Dataset records —
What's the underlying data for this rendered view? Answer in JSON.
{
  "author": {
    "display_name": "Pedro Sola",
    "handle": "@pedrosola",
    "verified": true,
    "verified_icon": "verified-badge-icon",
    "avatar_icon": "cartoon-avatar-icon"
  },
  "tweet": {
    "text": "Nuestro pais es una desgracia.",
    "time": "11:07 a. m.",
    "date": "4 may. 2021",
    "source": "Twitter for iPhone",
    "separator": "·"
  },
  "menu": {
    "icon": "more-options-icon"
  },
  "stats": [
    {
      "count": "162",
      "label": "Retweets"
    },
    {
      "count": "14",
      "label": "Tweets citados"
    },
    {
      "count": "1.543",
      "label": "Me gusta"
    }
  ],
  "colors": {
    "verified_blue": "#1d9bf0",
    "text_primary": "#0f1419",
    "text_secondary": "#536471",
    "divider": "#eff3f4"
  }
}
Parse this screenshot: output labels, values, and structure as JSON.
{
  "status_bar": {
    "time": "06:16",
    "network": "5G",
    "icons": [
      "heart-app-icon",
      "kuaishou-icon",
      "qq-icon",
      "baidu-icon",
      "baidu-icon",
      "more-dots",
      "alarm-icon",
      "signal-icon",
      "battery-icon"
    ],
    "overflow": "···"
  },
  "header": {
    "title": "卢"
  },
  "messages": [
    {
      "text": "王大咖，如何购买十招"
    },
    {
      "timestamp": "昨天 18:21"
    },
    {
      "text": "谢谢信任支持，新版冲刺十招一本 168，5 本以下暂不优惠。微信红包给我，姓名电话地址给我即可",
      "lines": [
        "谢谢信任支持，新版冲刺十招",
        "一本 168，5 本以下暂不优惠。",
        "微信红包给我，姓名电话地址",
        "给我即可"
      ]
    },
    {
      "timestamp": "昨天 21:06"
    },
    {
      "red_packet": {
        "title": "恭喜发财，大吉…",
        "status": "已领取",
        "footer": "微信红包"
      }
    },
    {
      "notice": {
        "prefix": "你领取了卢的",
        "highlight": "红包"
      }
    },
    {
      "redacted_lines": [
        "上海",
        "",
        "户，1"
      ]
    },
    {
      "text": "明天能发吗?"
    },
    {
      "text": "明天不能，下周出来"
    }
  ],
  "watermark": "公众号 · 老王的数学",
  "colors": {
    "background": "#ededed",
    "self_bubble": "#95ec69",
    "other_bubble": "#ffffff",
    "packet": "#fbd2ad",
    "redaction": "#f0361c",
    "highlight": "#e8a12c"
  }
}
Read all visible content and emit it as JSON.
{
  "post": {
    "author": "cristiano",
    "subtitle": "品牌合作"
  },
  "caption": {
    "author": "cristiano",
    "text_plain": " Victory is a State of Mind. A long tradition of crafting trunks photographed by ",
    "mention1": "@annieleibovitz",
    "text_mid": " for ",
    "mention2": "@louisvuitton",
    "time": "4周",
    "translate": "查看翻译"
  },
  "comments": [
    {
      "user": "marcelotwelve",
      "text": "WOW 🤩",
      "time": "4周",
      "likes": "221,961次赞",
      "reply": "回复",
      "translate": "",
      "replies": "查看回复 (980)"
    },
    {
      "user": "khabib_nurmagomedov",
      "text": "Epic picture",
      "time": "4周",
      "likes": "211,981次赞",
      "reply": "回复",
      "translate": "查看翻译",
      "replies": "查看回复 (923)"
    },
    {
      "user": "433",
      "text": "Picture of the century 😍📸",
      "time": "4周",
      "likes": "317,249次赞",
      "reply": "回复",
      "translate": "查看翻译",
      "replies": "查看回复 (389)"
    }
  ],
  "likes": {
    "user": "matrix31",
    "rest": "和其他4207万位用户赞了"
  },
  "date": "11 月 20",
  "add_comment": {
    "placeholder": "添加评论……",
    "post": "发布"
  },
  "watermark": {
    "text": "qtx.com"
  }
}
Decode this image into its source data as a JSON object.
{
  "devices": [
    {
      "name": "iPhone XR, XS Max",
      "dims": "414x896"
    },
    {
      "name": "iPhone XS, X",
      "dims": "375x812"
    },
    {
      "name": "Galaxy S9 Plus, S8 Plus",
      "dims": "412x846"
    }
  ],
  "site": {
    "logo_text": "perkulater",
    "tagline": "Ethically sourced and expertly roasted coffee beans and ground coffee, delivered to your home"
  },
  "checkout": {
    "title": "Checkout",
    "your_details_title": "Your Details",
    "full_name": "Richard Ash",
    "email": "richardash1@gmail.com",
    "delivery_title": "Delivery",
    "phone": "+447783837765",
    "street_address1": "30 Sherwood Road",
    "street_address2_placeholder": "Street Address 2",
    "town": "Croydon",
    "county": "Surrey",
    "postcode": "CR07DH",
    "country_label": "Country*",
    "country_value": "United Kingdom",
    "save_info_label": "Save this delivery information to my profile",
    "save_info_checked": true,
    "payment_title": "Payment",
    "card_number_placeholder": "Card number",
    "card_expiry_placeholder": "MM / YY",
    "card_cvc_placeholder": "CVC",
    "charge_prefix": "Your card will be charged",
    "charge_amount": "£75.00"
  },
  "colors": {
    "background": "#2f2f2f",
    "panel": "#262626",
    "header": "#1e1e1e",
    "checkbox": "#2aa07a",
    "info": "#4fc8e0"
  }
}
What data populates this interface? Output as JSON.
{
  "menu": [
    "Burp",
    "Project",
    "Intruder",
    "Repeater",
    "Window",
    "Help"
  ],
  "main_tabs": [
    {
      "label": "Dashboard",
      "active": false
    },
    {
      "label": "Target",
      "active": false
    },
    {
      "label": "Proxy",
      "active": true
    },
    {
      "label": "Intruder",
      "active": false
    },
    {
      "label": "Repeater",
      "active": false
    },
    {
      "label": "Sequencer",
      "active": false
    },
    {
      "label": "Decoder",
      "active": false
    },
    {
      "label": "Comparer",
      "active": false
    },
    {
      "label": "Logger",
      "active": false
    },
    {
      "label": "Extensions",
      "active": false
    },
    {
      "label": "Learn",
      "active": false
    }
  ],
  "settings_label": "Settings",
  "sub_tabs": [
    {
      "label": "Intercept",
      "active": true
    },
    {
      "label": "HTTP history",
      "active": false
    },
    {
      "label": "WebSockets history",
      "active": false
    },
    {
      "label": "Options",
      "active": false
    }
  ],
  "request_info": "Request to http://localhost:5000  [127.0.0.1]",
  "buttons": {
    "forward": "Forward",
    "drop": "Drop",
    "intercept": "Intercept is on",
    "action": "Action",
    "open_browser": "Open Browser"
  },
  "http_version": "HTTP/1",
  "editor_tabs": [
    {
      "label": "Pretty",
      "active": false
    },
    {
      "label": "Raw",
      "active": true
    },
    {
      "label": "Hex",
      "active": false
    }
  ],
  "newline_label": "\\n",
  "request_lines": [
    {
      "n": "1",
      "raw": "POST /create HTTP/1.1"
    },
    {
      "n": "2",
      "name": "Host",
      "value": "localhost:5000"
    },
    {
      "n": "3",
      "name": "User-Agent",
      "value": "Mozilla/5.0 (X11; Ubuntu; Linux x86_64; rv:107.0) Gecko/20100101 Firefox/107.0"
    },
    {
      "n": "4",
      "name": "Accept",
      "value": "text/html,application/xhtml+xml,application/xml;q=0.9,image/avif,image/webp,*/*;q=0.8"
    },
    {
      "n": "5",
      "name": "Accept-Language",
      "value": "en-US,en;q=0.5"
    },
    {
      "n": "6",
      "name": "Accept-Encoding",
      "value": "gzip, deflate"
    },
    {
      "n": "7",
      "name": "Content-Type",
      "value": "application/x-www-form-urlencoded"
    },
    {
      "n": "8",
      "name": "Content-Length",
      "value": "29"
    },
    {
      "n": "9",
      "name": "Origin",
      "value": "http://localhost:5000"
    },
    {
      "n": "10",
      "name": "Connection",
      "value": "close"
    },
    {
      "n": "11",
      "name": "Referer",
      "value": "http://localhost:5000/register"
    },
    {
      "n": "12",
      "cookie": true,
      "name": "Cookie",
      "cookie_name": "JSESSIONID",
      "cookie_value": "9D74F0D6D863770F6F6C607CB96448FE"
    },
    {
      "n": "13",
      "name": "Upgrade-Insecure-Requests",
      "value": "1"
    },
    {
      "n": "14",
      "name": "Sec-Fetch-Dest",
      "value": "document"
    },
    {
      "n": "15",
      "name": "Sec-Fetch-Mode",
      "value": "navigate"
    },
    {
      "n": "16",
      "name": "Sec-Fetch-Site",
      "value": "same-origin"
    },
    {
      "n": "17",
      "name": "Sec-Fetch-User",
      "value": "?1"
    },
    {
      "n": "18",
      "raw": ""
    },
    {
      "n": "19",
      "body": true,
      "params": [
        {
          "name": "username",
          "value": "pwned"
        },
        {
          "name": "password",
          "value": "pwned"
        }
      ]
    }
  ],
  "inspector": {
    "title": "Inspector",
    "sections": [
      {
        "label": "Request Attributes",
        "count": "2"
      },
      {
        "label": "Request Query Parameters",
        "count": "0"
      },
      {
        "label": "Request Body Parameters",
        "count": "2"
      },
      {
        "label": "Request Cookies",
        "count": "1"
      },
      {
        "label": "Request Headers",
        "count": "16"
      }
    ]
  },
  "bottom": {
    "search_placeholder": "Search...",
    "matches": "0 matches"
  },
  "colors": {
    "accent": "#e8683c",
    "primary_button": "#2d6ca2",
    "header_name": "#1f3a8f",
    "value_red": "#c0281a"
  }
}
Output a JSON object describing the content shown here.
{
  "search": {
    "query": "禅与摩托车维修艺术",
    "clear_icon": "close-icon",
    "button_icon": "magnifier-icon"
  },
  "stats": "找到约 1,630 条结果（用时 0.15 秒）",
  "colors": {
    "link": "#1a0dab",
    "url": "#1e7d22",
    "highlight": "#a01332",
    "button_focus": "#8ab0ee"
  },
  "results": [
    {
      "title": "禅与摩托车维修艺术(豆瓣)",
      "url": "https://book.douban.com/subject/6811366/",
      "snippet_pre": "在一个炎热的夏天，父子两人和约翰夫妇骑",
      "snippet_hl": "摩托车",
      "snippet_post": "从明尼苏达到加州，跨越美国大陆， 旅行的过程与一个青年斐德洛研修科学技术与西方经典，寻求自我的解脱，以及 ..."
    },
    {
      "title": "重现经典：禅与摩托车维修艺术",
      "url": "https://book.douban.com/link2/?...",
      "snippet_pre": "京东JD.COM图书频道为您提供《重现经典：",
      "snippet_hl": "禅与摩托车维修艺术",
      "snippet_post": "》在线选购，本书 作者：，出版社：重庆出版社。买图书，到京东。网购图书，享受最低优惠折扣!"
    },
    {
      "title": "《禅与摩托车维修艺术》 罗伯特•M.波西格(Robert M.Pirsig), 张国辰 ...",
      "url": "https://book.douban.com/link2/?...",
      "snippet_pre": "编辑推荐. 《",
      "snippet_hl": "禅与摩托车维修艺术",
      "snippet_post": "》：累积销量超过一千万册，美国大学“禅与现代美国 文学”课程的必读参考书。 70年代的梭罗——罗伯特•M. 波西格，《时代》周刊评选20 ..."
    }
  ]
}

What to work on —
Only the lines from the one with "Output a JSON" through the end of the material are wanted; copy them exactly, both ends included.

Answer in full —
Output a JSON object describing the content shown here.
{
  "search": {
    "query": "禅与摩托车维修艺术",
    "clear_icon": "close-icon",
    "button_icon": "magnifier-icon"
  },
  "stats": "找到约 1,630 条结果（用时 0.15 秒）",
  "colors": {
    "link": "#1a0dab",
    "url": "#1e7d22",
    "highlight": "#a01332",
    "button_focus": "#8ab0ee"
  },
  "results": [
    {
      "title": "禅与摩托车维修艺术(豆瓣)",
      "url": "https://book.douban.com/subject/6811366/",
      "snippet_pre": "在一个炎热的夏天，父子两人和约翰夫妇骑",
      "snippet_hl": "摩托车",
      "snippet_post": "从明尼苏达到加州，跨越美国大陆， 旅行的过程与一个青年斐德洛研修科学技术与西方经典，寻求自我的解脱，以及 ..."
    },
    {
      "title": "重现经典：禅与摩托车维修艺术",
      "url": "https://book.douban.com/link2/?...",
      "snippet_pre": "京东JD.COM图书频道为您提供《重现经典：",
      "snippet_hl": "禅与摩托车维修艺术",
      "snippet_post": "》在线选购，本书 作者：，出版社：重庆出版社。买图书，到京东。网购图书，享受最低优惠折扣!"
    },
    {
      "title": "《禅与摩托车维修艺术》 罗伯特•M.波西格(Robert M.Pirsig), 张国辰 ...",
      "url": "https://book.douban.com/link2/?...",
      "snippet_pre": "编辑推荐. 《",
      "snippet_hl": "禅与摩托车维修艺术",
      "snippet_post": "》：累积销量超过一千万册，美国大学“禅与现代美国 文学”课程的必读参考书。 70年代的梭罗——罗伯特•M. 波西格，《时代》周刊评选20 ..."
    }
  ]
}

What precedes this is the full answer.